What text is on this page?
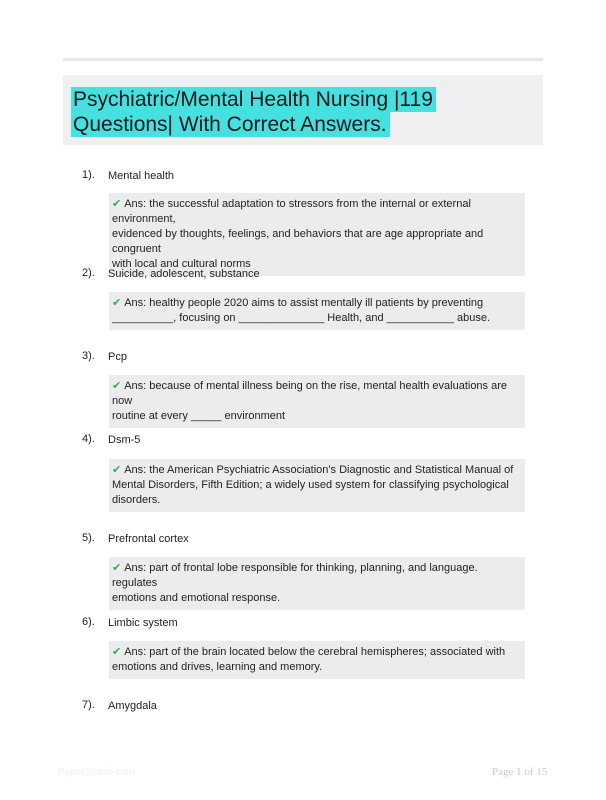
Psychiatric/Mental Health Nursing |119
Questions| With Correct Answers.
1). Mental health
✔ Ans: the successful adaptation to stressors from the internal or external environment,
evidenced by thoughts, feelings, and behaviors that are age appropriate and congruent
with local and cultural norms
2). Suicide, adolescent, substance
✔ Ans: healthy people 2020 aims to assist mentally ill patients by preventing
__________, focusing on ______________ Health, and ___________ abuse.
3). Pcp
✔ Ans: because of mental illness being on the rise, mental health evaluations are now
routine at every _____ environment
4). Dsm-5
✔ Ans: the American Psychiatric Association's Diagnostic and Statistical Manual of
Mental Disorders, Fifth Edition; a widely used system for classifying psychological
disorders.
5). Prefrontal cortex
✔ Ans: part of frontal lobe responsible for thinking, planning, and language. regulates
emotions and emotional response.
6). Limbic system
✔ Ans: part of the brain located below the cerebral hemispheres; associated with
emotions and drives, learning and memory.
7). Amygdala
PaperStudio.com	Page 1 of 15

■ ■ ■ ■ ■

PROBLEM
Could you output every entry exactly as written, skipping the pictures?

TASK ANSWER
What text is on this page?
Psychiatric/Mental Health Nursing |119
Questions| With Correct Answers.
1). Mental health
✔ Ans: the successful adaptation to stressors from the internal or external environment,
evidenced by thoughts, feelings, and behaviors that are age appropriate and congruent
with local and cultural norms
2). Suicide, adolescent, substance
✔ Ans: healthy people 2020 aims to assist mentally ill patients by preventing
__________, focusing on ______________ Health, and ___________ abuse.
3). Pcp
✔ Ans: because of mental illness being on the rise, mental health evaluations are now
routine at every _____ environment
4). Dsm-5
✔ Ans: the American Psychiatric Association's Diagnostic and Statistical Manual of
Mental Disorders, Fifth Edition; a widely used system for classifying psychological
disorders.
5). Prefrontal cortex
✔ Ans: part of frontal lobe responsible for thinking, planning, and language. regulates
emotions and emotional response.
6). Limbic system
✔ Ans: part of the brain located below the cerebral hemispheres; associated with
emotions and drives, learning and memory.
7). Amygdala
PaperStudio.com	Page 1 of 15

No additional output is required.